* **Problem requirements**
Output all lines exactly, with nothing added or dropped.

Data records
— Begin —

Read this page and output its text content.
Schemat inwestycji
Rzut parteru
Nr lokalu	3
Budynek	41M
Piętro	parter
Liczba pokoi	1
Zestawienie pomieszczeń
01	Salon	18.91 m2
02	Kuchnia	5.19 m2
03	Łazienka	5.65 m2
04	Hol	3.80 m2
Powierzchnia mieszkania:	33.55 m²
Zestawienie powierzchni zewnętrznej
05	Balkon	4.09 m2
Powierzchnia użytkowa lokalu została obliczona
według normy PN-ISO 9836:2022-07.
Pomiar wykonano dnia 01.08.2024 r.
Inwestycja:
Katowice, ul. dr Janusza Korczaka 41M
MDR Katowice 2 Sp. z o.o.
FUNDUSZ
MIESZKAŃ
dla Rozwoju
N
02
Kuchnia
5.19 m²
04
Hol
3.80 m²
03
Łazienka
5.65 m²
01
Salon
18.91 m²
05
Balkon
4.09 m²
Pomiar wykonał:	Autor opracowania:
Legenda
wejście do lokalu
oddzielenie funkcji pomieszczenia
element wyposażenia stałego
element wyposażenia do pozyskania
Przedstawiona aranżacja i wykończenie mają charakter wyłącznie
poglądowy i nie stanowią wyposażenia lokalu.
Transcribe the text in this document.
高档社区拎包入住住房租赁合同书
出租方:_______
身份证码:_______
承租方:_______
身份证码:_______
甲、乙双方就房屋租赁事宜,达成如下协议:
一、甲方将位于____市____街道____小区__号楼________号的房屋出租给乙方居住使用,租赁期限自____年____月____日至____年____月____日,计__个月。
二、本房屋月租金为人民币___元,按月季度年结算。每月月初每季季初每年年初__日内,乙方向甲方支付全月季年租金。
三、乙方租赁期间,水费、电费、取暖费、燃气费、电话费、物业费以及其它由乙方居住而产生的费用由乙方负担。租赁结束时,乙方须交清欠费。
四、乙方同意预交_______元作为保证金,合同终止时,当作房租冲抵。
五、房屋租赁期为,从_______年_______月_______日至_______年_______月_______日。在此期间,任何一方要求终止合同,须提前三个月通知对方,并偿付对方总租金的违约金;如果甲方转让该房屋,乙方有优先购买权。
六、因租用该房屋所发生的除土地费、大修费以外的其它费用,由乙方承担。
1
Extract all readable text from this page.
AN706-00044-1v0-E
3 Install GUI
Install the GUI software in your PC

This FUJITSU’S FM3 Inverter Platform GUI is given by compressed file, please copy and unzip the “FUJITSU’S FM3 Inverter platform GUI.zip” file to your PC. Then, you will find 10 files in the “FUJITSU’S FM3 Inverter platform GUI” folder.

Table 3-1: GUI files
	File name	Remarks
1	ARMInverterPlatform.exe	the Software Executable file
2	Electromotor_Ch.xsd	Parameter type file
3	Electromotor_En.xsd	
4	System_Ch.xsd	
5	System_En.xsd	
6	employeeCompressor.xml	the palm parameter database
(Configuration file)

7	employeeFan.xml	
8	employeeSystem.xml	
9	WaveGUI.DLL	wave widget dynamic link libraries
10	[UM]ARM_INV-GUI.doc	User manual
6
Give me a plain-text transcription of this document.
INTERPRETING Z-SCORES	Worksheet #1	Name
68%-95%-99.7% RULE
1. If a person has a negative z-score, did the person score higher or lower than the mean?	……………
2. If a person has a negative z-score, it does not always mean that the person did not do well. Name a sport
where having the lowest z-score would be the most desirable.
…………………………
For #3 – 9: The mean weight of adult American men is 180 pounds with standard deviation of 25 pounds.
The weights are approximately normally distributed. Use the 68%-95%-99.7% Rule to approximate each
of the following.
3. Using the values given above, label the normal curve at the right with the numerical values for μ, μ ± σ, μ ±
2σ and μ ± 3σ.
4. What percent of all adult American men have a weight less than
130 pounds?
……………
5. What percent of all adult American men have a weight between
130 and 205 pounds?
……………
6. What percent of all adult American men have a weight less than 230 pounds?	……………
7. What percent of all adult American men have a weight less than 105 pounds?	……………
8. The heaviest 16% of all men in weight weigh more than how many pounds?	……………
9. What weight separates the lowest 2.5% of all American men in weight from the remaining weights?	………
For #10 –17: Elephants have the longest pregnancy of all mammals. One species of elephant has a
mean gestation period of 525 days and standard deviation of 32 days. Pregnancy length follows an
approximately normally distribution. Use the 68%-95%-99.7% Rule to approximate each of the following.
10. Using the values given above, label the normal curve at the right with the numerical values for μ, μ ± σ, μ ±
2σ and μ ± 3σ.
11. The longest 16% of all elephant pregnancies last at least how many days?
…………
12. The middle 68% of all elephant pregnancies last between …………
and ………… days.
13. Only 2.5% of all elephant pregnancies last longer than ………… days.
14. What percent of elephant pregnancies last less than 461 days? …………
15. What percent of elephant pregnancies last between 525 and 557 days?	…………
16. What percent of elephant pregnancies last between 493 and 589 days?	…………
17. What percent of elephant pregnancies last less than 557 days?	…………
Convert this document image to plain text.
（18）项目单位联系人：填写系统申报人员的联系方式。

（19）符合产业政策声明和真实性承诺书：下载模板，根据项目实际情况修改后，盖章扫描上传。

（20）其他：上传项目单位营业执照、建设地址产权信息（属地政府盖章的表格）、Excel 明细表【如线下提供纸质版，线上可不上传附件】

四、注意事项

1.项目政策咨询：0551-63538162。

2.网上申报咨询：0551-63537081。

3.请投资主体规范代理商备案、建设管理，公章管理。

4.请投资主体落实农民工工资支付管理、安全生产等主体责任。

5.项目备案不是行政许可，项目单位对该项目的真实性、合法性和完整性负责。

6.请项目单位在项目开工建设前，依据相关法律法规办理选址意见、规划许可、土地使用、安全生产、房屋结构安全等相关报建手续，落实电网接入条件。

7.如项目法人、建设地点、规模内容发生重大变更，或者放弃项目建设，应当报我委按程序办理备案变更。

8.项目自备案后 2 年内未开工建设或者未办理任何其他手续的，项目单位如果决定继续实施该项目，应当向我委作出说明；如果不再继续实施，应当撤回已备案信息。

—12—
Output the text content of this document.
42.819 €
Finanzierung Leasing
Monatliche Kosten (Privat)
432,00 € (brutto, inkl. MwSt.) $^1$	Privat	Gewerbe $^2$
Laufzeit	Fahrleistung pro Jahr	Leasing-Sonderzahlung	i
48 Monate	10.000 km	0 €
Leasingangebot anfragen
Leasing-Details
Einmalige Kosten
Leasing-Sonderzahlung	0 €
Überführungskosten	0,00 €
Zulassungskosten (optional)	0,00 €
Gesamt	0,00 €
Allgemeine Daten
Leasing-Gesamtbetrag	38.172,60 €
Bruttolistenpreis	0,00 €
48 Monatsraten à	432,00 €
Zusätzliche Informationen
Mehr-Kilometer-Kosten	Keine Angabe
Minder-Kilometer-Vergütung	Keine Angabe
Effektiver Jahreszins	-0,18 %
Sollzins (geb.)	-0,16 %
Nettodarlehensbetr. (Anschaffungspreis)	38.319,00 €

— End —

* **Written response**
Read this page and output its text content.
Schemat inwestycji
Rzut parteru
Nr lokalu	3
Budynek	41M
Piętro	parter
Liczba pokoi	1
Zestawienie pomieszczeń
01	Salon	18.91 m2
02	Kuchnia	5.19 m2
03	Łazienka	5.65 m2
04	Hol	3.80 m2
Powierzchnia mieszkania:	33.55 m²
Zestawienie powierzchni zewnętrznej
05	Balkon	4.09 m2
Powierzchnia użytkowa lokalu została obliczona
według normy PN-ISO 9836:2022-07.
Pomiar wykonano dnia 01.08.2024 r.
Inwestycja:
Katowice, ul. dr Janusza Korczaka 41M
MDR Katowice 2 Sp. z o.o.
FUNDUSZ
MIESZKAŃ
dla Rozwoju
N
02
Kuchnia
5.19 m²
04
Hol
3.80 m²
03
Łazienka
5.65 m²
01
Salon
18.91 m²
05
Balkon
4.09 m²
Pomiar wykonał:	Autor opracowania:
Legenda
wejście do lokalu
oddzielenie funkcji pomieszczenia
element wyposażenia stałego
element wyposażenia do pozyskania
Przedstawiona aranżacja i wykończenie mają charakter wyłącznie
poglądowy i nie stanowią wyposażenia lokalu.
Transcribe the text in this document.
高档社区拎包入住住房租赁合同书
出租方:_______
身份证码:_______
承租方:_______
身份证码:_______
甲、乙双方就房屋租赁事宜,达成如下协议:
一、甲方将位于____市____街道____小区__号楼________号的房屋出租给乙方居住使用,租赁期限自____年____月____日至____年____月____日,计__个月。
二、本房屋月租金为人民币___元,按月季度年结算。每月月初每季季初每年年初__日内,乙方向甲方支付全月季年租金。
三、乙方租赁期间,水费、电费、取暖费、燃气费、电话费、物业费以及其它由乙方居住而产生的费用由乙方负担。租赁结束时,乙方须交清欠费。
四、乙方同意预交_______元作为保证金,合同终止时,当作房租冲抵。
五、房屋租赁期为,从_______年_______月_______日至_______年_______月_______日。在此期间,任何一方要求终止合同,须提前三个月通知对方,并偿付对方总租金的违约金;如果甲方转让该房屋,乙方有优先购买权。
六、因租用该房屋所发生的除土地费、大修费以外的其它费用,由乙方承担。
1
Extract all readable text from this page.
AN706-00044-1v0-E
3 Install GUI
Install the GUI software in your PC

This FUJITSU’S FM3 Inverter Platform GUI is given by compressed file, please copy and unzip the “FUJITSU’S FM3 Inverter platform GUI.zip” file to your PC. Then, you will find 10 files in the “FUJITSU’S FM3 Inverter platform GUI” folder.

Table 3-1: GUI files
	File name	Remarks
1	ARMInverterPlatform.exe	the Software Executable file
2	Electromotor_Ch.xsd	Parameter type file
3	Electromotor_En.xsd	
4	System_Ch.xsd	
5	System_En.xsd	
6	employeeCompressor.xml	the palm parameter database
(Configuration file)

7	employeeFan.xml	
8	employeeSystem.xml	
9	WaveGUI.DLL	wave widget dynamic link libraries
10	[UM]ARM_INV-GUI.doc	User manual
6
Give me a plain-text transcription of this document.
INTERPRETING Z-SCORES	Worksheet #1	Name
68%-95%-99.7% RULE
1. If a person has a negative z-score, did the person score higher or lower than the mean?	……………
2. If a person has a negative z-score, it does not always mean that the person did not do well. Name a sport
where having the lowest z-score would be the most desirable.
…………………………
For #3 – 9: The mean weight of adult American men is 180 pounds with standard deviation of 25 pounds.
The weights are approximately normally distributed. Use the 68%-95%-99.7% Rule to approximate each
of the following.
3. Using the values given above, label the normal curve at the right with the numerical values for μ, μ ± σ, μ ±
2σ and μ ± 3σ.
4. What percent of all adult American men have a weight less than
130 pounds?
……………
5. What percent of all adult American men have a weight between
130 and 205 pounds?
……………
6. What percent of all adult American men have a weight less than 230 pounds?	……………
7. What percent of all adult American men have a weight less than 105 pounds?	……………
8. The heaviest 16% of all men in weight weigh more than how many pounds?	……………
9. What weight separates the lowest 2.5% of all American men in weight from the remaining weights?	………
For #10 –17: Elephants have the longest pregnancy of all mammals. One species of elephant has a
mean gestation period of 525 days and standard deviation of 32 days. Pregnancy length follows an
approximately normally distribution. Use the 68%-95%-99.7% Rule to approximate each of the following.
10. Using the values given above, label the normal curve at the right with the numerical values for μ, μ ± σ, μ ±
2σ and μ ± 3σ.
11. The longest 16% of all elephant pregnancies last at least how many days?
…………
12. The middle 68% of all elephant pregnancies last between …………
and ………… days.
13. Only 2.5% of all elephant pregnancies last longer than ………… days.
14. What percent of elephant pregnancies last less than 461 days? …………
15. What percent of elephant pregnancies last between 525 and 557 days?	…………
16. What percent of elephant pregnancies last between 493 and 589 days?	…………
17. What percent of elephant pregnancies last less than 557 days?	…………
Convert this document image to plain text.
（18）项目单位联系人：填写系统申报人员的联系方式。

（19）符合产业政策声明和真实性承诺书：下载模板，根据项目实际情况修改后，盖章扫描上传。

（20）其他：上传项目单位营业执照、建设地址产权信息（属地政府盖章的表格）、Excel 明细表【如线下提供纸质版，线上可不上传附件】

四、注意事项

1.项目政策咨询：0551-63538162。

2.网上申报咨询：0551-63537081。

3.请投资主体规范代理商备案、建设管理，公章管理。

4.请投资主体落实农民工工资支付管理、安全生产等主体责任。

5.项目备案不是行政许可，项目单位对该项目的真实性、合法性和完整性负责。

6.请项目单位在项目开工建设前，依据相关法律法规办理选址意见、规划许可、土地使用、安全生产、房屋结构安全等相关报建手续，落实电网接入条件。

7.如项目法人、建设地点、规模内容发生重大变更，或者放弃项目建设，应当报我委按程序办理备案变更。

8.项目自备案后 2 年内未开工建设或者未办理任何其他手续的，项目单位如果决定继续实施该项目，应当向我委作出说明；如果不再继续实施，应当撤回已备案信息。

—12—
Output the text content of this document.
42.819 €
Finanzierung Leasing
Monatliche Kosten (Privat)
432,00 € (brutto, inkl. MwSt.) $^1$	Privat	Gewerbe $^2$
Laufzeit	Fahrleistung pro Jahr	Leasing-Sonderzahlung	i
48 Monate	10.000 km	0 €
Leasingangebot anfragen
Leasing-Details
Einmalige Kosten
Leasing-Sonderzahlung	0 €
Überführungskosten	0,00 €
Zulassungskosten (optional)	0,00 €
Gesamt	0,00 €
Allgemeine Daten
Leasing-Gesamtbetrag	38.172,60 €
Bruttolistenpreis	0,00 €
48 Monatsraten à	432,00 €
Zusätzliche Informationen
Mehr-Kilometer-Kosten	Keine Angabe
Minder-Kilometer-Vergütung	Keine Angabe
Effektiver Jahreszins	-0,18 %
Sollzins (geb.)	-0,16 %
Nettodarlehensbetr. (Anschaffungspreis)	38.319,00 €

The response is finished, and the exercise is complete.